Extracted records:
□ □ □ □ □
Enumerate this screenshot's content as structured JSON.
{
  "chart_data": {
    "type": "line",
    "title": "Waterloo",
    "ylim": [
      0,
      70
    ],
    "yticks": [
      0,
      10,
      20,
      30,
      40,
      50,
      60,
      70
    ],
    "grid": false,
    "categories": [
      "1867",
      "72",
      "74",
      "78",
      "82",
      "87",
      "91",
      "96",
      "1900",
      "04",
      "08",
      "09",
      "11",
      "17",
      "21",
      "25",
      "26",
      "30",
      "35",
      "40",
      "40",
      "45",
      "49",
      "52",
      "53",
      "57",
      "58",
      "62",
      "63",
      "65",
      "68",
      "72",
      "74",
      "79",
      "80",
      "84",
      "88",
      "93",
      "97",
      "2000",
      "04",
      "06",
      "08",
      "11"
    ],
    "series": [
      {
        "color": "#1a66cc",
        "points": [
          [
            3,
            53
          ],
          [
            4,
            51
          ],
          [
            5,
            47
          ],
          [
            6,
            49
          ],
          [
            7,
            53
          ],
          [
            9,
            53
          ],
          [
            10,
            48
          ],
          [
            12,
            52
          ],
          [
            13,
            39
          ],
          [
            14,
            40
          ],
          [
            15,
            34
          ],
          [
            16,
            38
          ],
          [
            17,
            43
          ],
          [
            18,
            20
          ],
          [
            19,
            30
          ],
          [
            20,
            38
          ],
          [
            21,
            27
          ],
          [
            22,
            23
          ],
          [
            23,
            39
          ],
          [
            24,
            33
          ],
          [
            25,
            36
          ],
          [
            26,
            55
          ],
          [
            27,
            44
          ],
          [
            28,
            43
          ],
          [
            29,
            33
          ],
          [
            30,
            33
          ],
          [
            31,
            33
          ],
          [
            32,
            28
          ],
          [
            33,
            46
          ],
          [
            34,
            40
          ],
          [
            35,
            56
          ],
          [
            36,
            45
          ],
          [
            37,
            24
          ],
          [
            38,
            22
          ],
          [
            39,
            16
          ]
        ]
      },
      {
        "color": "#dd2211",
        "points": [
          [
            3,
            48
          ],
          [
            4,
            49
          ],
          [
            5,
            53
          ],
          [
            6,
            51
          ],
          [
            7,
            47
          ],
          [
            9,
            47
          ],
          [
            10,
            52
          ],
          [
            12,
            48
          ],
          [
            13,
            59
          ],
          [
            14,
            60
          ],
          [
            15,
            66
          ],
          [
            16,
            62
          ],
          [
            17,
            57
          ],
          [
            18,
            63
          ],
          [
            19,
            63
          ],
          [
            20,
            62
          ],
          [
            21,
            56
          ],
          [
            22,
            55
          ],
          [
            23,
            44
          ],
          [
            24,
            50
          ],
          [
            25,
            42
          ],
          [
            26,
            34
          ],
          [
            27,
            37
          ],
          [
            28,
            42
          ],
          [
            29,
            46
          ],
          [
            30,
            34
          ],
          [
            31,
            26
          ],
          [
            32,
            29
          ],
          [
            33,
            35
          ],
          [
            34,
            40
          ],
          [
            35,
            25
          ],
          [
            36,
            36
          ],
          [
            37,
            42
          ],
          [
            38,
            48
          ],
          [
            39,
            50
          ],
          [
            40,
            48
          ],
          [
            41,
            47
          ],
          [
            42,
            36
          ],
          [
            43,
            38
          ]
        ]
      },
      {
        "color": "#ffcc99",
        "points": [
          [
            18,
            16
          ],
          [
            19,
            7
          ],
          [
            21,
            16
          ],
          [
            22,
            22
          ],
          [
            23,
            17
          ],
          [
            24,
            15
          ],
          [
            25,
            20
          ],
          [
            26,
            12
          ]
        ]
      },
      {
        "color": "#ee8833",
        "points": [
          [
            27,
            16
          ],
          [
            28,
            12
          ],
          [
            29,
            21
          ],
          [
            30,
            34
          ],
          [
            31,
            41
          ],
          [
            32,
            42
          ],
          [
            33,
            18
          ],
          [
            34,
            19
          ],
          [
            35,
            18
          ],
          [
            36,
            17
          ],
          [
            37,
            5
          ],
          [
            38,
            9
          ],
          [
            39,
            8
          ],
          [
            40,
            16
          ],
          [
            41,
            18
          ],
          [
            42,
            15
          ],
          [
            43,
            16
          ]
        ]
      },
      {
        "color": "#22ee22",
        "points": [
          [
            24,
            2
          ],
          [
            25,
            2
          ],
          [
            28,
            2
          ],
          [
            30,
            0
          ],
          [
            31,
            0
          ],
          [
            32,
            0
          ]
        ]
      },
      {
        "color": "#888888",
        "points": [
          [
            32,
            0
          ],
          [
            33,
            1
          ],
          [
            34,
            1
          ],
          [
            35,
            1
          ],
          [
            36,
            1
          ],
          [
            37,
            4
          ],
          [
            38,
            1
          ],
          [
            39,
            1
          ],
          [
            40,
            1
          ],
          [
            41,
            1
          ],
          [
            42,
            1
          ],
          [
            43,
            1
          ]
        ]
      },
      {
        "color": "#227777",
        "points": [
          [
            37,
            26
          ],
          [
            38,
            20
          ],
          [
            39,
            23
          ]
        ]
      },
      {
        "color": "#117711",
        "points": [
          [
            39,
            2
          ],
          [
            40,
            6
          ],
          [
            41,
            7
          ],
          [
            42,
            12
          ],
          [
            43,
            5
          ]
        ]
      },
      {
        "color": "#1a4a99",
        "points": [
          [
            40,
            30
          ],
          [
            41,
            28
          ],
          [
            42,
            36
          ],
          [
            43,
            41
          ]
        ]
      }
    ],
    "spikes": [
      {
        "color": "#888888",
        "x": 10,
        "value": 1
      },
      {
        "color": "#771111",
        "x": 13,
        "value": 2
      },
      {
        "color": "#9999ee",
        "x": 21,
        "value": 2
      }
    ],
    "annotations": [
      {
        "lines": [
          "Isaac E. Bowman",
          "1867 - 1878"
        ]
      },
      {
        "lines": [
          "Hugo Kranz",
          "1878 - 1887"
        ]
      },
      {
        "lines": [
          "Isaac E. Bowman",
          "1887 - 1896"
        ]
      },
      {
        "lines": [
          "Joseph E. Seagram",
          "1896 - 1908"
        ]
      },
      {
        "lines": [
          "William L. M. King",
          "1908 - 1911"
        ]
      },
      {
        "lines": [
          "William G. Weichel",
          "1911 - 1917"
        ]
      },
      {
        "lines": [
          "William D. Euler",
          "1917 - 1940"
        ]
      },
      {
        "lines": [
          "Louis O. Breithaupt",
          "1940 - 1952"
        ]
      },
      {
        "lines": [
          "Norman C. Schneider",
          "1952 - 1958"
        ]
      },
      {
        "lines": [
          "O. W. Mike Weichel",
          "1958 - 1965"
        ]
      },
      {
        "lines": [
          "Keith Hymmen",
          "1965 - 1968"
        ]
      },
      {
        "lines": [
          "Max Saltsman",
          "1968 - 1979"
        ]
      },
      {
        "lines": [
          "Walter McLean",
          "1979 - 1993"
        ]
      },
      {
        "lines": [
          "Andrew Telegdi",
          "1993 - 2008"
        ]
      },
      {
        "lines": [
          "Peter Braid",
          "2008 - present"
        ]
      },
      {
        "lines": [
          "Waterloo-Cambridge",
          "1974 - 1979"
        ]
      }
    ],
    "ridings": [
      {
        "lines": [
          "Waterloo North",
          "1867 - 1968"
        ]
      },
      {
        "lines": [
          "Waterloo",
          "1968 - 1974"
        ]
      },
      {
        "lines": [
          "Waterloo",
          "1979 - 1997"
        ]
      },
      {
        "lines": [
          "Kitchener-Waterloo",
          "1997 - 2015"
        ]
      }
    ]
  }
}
□ □ □ □ □
Task brief: Every line of the records that includes the word "Waterloo" should be gathered.

Expected answer:
    "title": "Waterloo",
          "Waterloo-Cambridge",
          "Waterloo North",
          "Waterloo",
          "Waterloo",
          "Kitchener-Waterloo",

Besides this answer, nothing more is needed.